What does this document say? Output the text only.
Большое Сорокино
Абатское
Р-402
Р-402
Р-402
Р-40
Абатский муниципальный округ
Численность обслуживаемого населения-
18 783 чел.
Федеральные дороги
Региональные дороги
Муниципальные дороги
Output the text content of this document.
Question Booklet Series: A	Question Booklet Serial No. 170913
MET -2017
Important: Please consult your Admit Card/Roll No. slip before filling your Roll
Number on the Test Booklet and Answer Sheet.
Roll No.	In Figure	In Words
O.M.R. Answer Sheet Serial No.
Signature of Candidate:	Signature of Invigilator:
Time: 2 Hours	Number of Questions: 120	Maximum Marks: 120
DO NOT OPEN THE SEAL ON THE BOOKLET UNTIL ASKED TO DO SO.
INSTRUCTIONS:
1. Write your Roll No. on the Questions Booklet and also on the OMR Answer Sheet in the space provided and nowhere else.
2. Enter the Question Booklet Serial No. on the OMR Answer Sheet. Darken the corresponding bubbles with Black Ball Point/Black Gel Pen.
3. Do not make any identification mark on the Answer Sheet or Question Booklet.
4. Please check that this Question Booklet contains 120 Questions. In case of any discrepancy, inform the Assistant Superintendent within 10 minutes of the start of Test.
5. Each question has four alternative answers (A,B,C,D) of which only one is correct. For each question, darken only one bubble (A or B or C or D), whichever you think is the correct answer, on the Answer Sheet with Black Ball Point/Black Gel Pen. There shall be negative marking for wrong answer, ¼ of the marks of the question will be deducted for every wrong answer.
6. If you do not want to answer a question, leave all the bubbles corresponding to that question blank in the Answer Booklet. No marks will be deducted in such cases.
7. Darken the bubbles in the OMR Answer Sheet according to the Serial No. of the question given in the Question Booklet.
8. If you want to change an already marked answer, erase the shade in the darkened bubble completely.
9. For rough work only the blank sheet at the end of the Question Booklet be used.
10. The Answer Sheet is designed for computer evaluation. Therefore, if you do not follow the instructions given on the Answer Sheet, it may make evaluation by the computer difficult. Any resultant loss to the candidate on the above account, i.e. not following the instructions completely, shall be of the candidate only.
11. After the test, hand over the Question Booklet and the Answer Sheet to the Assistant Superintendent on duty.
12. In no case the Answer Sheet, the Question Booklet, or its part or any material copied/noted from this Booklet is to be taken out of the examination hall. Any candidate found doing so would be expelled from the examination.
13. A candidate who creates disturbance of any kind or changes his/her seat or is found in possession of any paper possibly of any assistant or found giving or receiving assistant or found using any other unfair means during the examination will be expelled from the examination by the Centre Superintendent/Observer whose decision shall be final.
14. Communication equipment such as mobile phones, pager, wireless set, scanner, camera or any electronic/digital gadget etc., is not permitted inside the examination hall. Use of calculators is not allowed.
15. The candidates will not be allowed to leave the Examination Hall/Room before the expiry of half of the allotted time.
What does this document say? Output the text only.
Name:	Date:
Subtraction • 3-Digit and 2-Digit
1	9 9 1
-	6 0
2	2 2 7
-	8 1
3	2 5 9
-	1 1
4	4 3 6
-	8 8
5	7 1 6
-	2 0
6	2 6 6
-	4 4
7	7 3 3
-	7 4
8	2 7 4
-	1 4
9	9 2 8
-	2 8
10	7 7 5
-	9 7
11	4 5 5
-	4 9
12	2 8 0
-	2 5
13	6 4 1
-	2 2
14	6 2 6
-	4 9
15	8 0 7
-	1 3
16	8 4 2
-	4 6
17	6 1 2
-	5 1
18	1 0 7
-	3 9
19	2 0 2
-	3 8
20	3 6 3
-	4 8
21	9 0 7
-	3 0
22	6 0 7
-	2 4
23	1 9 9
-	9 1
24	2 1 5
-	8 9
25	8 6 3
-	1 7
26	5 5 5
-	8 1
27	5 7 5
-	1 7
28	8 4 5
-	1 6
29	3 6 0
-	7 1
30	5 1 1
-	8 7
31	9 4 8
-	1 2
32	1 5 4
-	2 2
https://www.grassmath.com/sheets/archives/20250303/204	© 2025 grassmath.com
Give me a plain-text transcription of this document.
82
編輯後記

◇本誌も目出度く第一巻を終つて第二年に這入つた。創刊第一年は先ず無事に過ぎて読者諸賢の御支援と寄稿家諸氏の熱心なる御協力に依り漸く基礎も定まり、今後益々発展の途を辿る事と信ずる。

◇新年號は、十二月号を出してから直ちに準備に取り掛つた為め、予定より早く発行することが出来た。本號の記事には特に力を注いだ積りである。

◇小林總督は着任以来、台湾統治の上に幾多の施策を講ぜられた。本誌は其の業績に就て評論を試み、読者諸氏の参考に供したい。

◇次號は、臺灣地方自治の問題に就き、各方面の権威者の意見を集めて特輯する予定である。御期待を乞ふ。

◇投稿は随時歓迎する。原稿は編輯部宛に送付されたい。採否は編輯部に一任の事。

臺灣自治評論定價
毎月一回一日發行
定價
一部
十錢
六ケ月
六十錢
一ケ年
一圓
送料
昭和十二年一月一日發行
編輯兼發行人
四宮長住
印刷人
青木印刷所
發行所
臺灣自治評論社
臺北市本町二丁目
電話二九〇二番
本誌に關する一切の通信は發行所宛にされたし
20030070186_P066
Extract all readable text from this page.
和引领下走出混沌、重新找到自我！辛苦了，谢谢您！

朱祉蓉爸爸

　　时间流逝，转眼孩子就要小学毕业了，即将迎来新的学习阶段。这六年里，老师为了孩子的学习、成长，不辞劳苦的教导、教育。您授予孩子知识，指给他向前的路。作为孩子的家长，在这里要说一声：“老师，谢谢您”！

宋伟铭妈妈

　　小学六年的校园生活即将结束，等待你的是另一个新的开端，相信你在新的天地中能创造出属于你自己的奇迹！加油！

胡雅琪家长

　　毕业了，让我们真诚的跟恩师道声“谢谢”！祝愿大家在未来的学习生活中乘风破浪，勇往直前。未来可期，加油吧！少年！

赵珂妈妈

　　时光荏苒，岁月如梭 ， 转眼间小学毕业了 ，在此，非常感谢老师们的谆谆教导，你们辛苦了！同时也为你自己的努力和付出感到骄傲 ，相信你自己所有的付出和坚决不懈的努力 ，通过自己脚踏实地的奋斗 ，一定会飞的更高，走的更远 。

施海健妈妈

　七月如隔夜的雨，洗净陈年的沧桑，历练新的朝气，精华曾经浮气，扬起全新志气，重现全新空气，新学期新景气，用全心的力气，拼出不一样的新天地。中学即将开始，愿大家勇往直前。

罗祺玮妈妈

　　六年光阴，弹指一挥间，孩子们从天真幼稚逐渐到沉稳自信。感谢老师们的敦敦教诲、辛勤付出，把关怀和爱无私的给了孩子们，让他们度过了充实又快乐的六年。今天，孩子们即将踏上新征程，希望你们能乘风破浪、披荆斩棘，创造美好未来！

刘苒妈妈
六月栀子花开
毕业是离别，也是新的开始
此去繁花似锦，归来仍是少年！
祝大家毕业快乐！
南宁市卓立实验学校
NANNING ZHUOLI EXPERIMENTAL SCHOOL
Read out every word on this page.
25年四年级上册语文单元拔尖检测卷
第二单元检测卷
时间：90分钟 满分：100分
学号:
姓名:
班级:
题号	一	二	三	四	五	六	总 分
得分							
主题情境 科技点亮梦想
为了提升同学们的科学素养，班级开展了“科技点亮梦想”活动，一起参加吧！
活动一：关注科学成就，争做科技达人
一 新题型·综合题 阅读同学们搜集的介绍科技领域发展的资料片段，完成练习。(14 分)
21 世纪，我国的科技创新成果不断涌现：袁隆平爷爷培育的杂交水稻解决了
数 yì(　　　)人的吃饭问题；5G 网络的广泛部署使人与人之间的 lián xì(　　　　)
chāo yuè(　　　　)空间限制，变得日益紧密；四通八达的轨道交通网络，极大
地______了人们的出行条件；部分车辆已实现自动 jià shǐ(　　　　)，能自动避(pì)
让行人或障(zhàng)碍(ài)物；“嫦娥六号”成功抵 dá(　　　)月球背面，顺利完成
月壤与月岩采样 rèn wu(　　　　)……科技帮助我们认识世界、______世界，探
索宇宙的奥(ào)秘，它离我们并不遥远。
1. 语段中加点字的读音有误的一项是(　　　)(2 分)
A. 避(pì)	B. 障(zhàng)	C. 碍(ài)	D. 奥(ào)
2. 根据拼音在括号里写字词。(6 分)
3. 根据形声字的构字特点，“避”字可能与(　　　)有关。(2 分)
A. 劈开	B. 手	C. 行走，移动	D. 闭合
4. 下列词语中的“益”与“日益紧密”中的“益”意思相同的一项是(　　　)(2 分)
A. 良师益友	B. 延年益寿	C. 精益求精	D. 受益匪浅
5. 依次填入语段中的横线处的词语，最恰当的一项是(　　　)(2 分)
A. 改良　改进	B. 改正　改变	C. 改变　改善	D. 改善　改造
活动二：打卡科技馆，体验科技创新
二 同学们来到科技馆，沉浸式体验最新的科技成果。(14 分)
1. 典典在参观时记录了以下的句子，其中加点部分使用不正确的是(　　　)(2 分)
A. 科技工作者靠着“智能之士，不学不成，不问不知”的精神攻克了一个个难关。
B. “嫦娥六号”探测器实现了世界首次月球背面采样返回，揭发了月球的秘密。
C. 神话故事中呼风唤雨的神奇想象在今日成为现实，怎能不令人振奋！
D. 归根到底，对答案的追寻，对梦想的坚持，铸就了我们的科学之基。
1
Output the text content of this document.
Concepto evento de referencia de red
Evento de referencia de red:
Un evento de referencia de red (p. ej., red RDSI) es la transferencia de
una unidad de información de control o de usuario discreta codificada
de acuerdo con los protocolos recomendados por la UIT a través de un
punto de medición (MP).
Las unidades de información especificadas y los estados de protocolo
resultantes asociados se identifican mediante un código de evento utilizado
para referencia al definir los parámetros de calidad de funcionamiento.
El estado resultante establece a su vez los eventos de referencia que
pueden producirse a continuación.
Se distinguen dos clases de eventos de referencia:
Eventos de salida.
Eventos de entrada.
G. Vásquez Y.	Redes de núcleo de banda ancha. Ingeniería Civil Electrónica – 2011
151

What you will do →
Show the lines of the records that include the string "corresponding".

Task response →
2. Enter the Question Booklet Serial No. on the OMR Answer Sheet. Darken the corresponding bubbles with Black Ball Point/Black Gel Pen.
6. If you do not want to answer a question, leave all the bubbles corresponding to that question blank in the Answer Booklet. No marks will be deducted in such cases.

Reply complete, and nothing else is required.